What is needed
Each entry below is to be duplicated verbatim.
____ Given records
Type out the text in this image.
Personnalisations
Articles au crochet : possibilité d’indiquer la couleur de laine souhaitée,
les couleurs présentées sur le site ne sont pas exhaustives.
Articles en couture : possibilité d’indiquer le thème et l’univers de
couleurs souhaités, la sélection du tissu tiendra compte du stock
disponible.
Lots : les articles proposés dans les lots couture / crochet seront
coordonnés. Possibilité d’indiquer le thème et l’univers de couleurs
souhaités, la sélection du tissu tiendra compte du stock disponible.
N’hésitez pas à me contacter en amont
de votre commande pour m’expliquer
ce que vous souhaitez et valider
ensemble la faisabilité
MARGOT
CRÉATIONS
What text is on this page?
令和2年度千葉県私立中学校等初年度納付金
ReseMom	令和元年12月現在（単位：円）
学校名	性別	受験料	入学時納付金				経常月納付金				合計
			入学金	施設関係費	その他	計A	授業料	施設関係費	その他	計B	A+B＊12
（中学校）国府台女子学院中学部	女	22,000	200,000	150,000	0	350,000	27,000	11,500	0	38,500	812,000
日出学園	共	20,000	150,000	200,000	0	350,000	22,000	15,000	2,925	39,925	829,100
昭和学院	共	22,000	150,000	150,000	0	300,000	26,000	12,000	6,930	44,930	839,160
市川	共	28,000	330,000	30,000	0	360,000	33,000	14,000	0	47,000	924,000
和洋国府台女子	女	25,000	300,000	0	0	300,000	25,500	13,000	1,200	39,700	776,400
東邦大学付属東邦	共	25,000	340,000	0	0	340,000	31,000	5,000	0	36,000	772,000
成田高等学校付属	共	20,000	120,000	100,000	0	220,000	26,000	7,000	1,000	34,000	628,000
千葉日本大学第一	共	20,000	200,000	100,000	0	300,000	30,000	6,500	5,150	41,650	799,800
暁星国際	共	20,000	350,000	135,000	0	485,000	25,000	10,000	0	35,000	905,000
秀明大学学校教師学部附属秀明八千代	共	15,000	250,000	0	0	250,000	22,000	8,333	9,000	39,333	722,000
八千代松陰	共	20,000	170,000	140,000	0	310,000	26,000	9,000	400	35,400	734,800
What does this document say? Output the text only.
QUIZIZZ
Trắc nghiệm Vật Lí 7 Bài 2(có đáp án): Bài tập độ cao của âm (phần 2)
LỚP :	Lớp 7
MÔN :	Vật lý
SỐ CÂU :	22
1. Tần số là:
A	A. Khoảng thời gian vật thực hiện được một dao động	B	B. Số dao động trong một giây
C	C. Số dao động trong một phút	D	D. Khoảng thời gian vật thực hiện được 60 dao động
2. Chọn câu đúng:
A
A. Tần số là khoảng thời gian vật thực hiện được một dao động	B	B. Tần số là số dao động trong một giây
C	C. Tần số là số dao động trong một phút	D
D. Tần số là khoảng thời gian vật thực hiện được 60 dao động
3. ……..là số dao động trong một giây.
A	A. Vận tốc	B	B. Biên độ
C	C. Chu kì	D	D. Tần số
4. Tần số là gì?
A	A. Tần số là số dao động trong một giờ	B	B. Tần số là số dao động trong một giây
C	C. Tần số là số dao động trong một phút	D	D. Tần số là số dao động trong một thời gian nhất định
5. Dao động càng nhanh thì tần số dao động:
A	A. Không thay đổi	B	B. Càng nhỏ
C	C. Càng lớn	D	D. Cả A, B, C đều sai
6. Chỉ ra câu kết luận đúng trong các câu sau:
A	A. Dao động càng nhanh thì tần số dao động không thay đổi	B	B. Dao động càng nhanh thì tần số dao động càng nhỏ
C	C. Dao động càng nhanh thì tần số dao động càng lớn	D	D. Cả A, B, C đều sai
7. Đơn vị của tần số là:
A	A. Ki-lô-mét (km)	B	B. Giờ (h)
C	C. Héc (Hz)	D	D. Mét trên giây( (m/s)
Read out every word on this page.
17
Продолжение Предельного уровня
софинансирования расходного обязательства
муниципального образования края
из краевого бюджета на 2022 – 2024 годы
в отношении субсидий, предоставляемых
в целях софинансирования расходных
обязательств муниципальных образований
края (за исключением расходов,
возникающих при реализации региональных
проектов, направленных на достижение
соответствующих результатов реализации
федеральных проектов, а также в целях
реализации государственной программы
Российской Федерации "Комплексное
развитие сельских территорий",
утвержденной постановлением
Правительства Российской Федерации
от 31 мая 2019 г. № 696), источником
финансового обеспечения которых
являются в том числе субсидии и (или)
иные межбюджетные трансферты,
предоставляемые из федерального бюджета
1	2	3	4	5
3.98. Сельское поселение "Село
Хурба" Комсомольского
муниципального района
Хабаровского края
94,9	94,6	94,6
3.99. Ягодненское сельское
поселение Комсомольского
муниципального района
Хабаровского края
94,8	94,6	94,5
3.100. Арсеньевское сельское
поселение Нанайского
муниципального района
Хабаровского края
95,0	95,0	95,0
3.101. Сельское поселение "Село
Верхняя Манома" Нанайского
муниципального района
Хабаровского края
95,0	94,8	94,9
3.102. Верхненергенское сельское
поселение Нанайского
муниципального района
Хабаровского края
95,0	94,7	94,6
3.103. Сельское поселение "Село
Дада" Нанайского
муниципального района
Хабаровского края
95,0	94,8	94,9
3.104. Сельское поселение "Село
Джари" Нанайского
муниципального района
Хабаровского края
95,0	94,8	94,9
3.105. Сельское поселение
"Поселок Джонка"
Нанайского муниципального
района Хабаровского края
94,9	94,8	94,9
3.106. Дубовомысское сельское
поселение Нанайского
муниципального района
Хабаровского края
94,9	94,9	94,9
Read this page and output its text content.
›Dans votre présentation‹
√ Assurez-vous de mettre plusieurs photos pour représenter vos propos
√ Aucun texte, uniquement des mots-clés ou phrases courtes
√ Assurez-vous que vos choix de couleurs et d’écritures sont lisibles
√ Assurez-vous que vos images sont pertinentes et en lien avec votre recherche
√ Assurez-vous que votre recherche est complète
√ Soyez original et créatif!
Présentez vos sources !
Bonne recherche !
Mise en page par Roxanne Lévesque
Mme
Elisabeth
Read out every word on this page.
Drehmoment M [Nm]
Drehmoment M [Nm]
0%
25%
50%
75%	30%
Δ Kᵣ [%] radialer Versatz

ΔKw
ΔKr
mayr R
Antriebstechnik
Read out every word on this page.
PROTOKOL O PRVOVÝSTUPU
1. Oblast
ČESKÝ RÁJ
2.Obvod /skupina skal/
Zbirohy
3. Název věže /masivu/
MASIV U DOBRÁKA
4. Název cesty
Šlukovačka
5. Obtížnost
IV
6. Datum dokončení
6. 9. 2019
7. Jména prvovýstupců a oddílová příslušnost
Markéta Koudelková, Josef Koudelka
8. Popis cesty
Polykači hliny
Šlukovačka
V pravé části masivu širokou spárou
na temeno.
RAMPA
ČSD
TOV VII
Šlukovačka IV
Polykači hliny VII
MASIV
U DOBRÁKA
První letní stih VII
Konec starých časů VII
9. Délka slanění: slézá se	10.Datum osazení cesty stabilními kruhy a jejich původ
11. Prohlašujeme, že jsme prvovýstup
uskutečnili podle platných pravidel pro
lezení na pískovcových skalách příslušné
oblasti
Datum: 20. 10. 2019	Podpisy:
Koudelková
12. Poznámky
________
Answer for the task
Type out the text in this image.
Personnalisations
Articles au crochet : possibilité d’indiquer la couleur de laine souhaitée,
les couleurs présentées sur le site ne sont pas exhaustives.
Articles en couture : possibilité d’indiquer le thème et l’univers de
couleurs souhaités, la sélection du tissu tiendra compte du stock
disponible.
Lots : les articles proposés dans les lots couture / crochet seront
coordonnés. Possibilité d’indiquer le thème et l’univers de couleurs
souhaités, la sélection du tissu tiendra compte du stock disponible.
N’hésitez pas à me contacter en amont
de votre commande pour m’expliquer
ce que vous souhaitez et valider
ensemble la faisabilité
MARGOT
CRÉATIONS
What text is on this page?
令和2年度千葉県私立中学校等初年度納付金
ReseMom	令和元年12月現在（単位：円）
学校名	性別	受験料	入学時納付金				経常月納付金				合計
			入学金	施設関係費	その他	計A	授業料	施設関係費	その他	計B	A+B＊12
（中学校）国府台女子学院中学部	女	22,000	200,000	150,000	0	350,000	27,000	11,500	0	38,500	812,000
日出学園	共	20,000	150,000	200,000	0	350,000	22,000	15,000	2,925	39,925	829,100
昭和学院	共	22,000	150,000	150,000	0	300,000	26,000	12,000	6,930	44,930	839,160
市川	共	28,000	330,000	30,000	0	360,000	33,000	14,000	0	47,000	924,000
和洋国府台女子	女	25,000	300,000	0	0	300,000	25,500	13,000	1,200	39,700	776,400
東邦大学付属東邦	共	25,000	340,000	0	0	340,000	31,000	5,000	0	36,000	772,000
成田高等学校付属	共	20,000	120,000	100,000	0	220,000	26,000	7,000	1,000	34,000	628,000
千葉日本大学第一	共	20,000	200,000	100,000	0	300,000	30,000	6,500	5,150	41,650	799,800
暁星国際	共	20,000	350,000	135,000	0	485,000	25,000	10,000	0	35,000	905,000
秀明大学学校教師学部附属秀明八千代	共	15,000	250,000	0	0	250,000	22,000	8,333	9,000	39,333	722,000
八千代松陰	共	20,000	170,000	140,000	0	310,000	26,000	9,000	400	35,400	734,800
What does this document say? Output the text only.
QUIZIZZ
Trắc nghiệm Vật Lí 7 Bài 2(có đáp án): Bài tập độ cao của âm (phần 2)
LỚP :	Lớp 7
MÔN :	Vật lý
SỐ CÂU :	22
1. Tần số là:
A	A. Khoảng thời gian vật thực hiện được một dao động	B	B. Số dao động trong một giây
C	C. Số dao động trong một phút	D	D. Khoảng thời gian vật thực hiện được 60 dao động
2. Chọn câu đúng:
A
A. Tần số là khoảng thời gian vật thực hiện được một dao động	B	B. Tần số là số dao động trong một giây
C	C. Tần số là số dao động trong một phút	D
D. Tần số là khoảng thời gian vật thực hiện được 60 dao động
3. ……..là số dao động trong một giây.
A	A. Vận tốc	B	B. Biên độ
C	C. Chu kì	D	D. Tần số
4. Tần số là gì?
A	A. Tần số là số dao động trong một giờ	B	B. Tần số là số dao động trong một giây
C	C. Tần số là số dao động trong một phút	D	D. Tần số là số dao động trong một thời gian nhất định
5. Dao động càng nhanh thì tần số dao động:
A	A. Không thay đổi	B	B. Càng nhỏ
C	C. Càng lớn	D	D. Cả A, B, C đều sai
6. Chỉ ra câu kết luận đúng trong các câu sau:
A	A. Dao động càng nhanh thì tần số dao động không thay đổi	B	B. Dao động càng nhanh thì tần số dao động càng nhỏ
C	C. Dao động càng nhanh thì tần số dao động càng lớn	D	D. Cả A, B, C đều sai
7. Đơn vị của tần số là:
A	A. Ki-lô-mét (km)	B	B. Giờ (h)
C	C. Héc (Hz)	D	D. Mét trên giây( (m/s)
Read out every word on this page.
17
Продолжение Предельного уровня
софинансирования расходного обязательства
муниципального образования края
из краевого бюджета на 2022 – 2024 годы
в отношении субсидий, предоставляемых
в целях софинансирования расходных
обязательств муниципальных образований
края (за исключением расходов,
возникающих при реализации региональных
проектов, направленных на достижение
соответствующих результатов реализации
федеральных проектов, а также в целях
реализации государственной программы
Российской Федерации "Комплексное
развитие сельских территорий",
утвержденной постановлением
Правительства Российской Федерации
от 31 мая 2019 г. № 696), источником
финансового обеспечения которых
являются в том числе субсидии и (или)
иные межбюджетные трансферты,
предоставляемые из федерального бюджета
1	2	3	4	5
3.98. Сельское поселение "Село
Хурба" Комсомольского
муниципального района
Хабаровского края
94,9	94,6	94,6
3.99. Ягодненское сельское
поселение Комсомольского
муниципального района
Хабаровского края
94,8	94,6	94,5
3.100. Арсеньевское сельское
поселение Нанайского
муниципального района
Хабаровского края
95,0	95,0	95,0
3.101. Сельское поселение "Село
Верхняя Манома" Нанайского
муниципального района
Хабаровского края
95,0	94,8	94,9
3.102. Верхненергенское сельское
поселение Нанайского
муниципального района
Хабаровского края
95,0	94,7	94,6
3.103. Сельское поселение "Село
Дада" Нанайского
муниципального района
Хабаровского края
95,0	94,8	94,9
3.104. Сельское поселение "Село
Джари" Нанайского
муниципального района
Хабаровского края
95,0	94,8	94,9
3.105. Сельское поселение
"Поселок Джонка"
Нанайского муниципального
района Хабаровского края
94,9	94,8	94,9
3.106. Дубовомысское сельское
поселение Нанайского
муниципального района
Хабаровского края
94,9	94,9	94,9
Read this page and output its text content.
›Dans votre présentation‹
√ Assurez-vous de mettre plusieurs photos pour représenter vos propos
√ Aucun texte, uniquement des mots-clés ou phrases courtes
√ Assurez-vous que vos choix de couleurs et d’écritures sont lisibles
√ Assurez-vous que vos images sont pertinentes et en lien avec votre recherche
√ Assurez-vous que votre recherche est complète
√ Soyez original et créatif!
Présentez vos sources !
Bonne recherche !
Mise en page par Roxanne Lévesque
Mme
Elisabeth
Read out every word on this page.
Drehmoment M [Nm]
Drehmoment M [Nm]
0%
25%
50%
75%	30%
Δ Kᵣ [%] radialer Versatz

ΔKw
ΔKr
mayr R
Antriebstechnik
Read out every word on this page.
PROTOKOL O PRVOVÝSTUPU
1. Oblast
ČESKÝ RÁJ
2.Obvod /skupina skal/
Zbirohy
3. Název věže /masivu/
MASIV U DOBRÁKA
4. Název cesty
Šlukovačka
5. Obtížnost
IV
6. Datum dokončení
6. 9. 2019
7. Jména prvovýstupců a oddílová příslušnost
Markéta Koudelková, Josef Koudelka
8. Popis cesty
Polykači hliny
Šlukovačka
V pravé části masivu širokou spárou
na temeno.
RAMPA
ČSD
TOV VII
Šlukovačka IV
Polykači hliny VII
MASIV
U DOBRÁKA
První letní stih VII
Konec starých časů VII
9. Délka slanění: slézá se	10.Datum osazení cesty stabilními kruhy a jejich původ
11. Prohlašujeme, že jsme prvovýstup
uskutečnili podle platných pravidel pro
lezení na pískovcových skalách příslušné
oblasti
Datum: 20. 10. 2019	Podpisy:
Koudelková
12. Poznámky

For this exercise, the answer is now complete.